* _Records to use_
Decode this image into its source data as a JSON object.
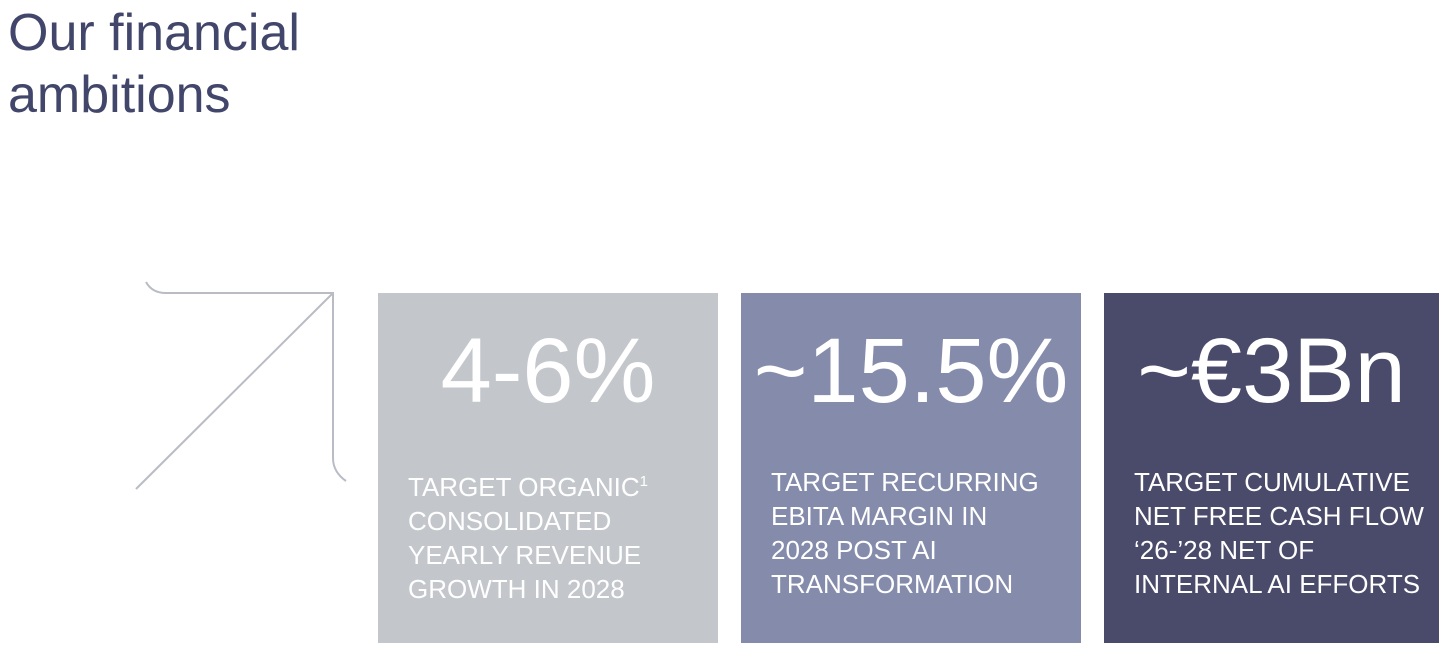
{
  "header": {
    "title_lines": [
      "Our financial",
      "ambitions"
    ]
  },
  "cards": [
    {
      "value": "4-6%",
      "lines": [
        "TARGET ORGANIC",
        "CONSOLIDATED",
        "YEARLY REVENUE",
        "GROWTH IN 2028"
      ],
      "footnote": "1",
      "color": "#c3c7cc"
    },
    {
      "value": "~15.5%",
      "lines": [
        "TARGET RECURRING",
        "EBITA MARGIN IN",
        "2028 POST AI",
        "TRANSFORMATION"
      ],
      "color": "#858bab"
    },
    {
      "value": "~€3Bn",
      "lines": [
        "TARGET CUMULATIVE",
        "NET FREE CASH FLOW",
        "‘26-’28 NET OF",
        "INTERNAL AI EFFORTS"
      ],
      "color": "#4a4a6a"
    }
  ]
}
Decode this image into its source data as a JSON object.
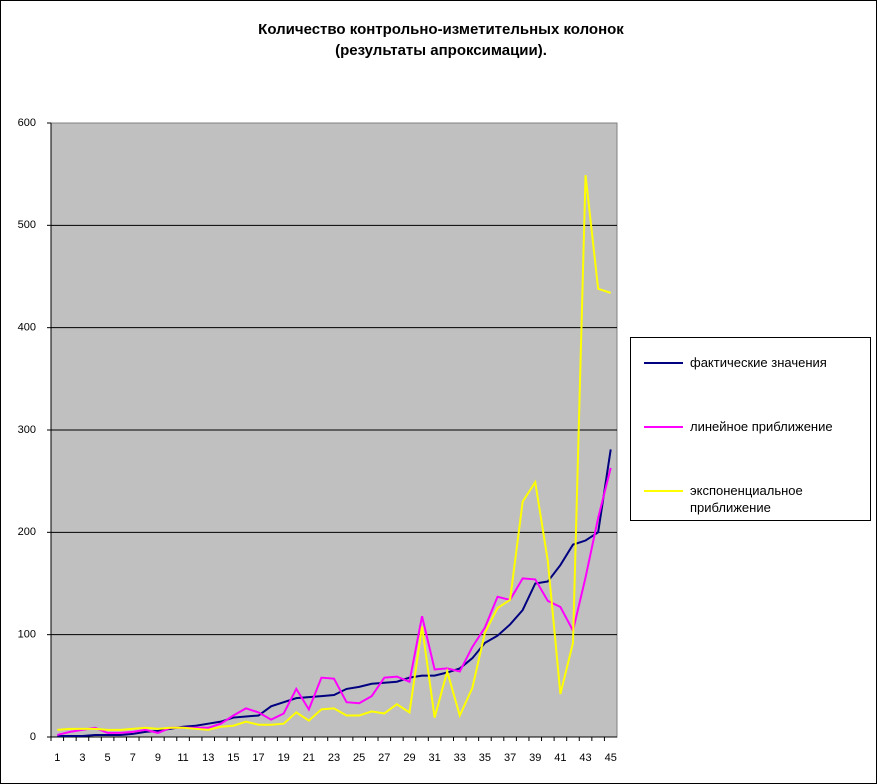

* _The request_
Return the material exactly as given, apart from the pictures.

* _Solution to this task_
Decode this image into its source data as a JSON object.
{
  "header": {
    "title_lines": [
      "Our financial",
      "ambitions"
    ]
  },
  "cards": [
    {
      "value": "4-6%",
      "lines": [
        "TARGET ORGANIC",
        "CONSOLIDATED",
        "YEARLY REVENUE",
        "GROWTH IN 2028"
      ],
      "footnote": "1",
      "color": "#c3c7cc"
    },
    {
      "value": "~15.5%",
      "lines": [
        "TARGET RECURRING",
        "EBITA MARGIN IN",
        "2028 POST AI",
        "TRANSFORMATION"
      ],
      "color": "#858bab"
    },
    {
      "value": "~€3Bn",
      "lines": [
        "TARGET CUMULATIVE",
        "NET FREE CASH FLOW",
        "‘26-’28 NET OF",
        "INTERNAL AI EFFORTS"
      ],
      "color": "#4a4a6a"
    }
  ]
}
Decode this image into its source data as a JSON object.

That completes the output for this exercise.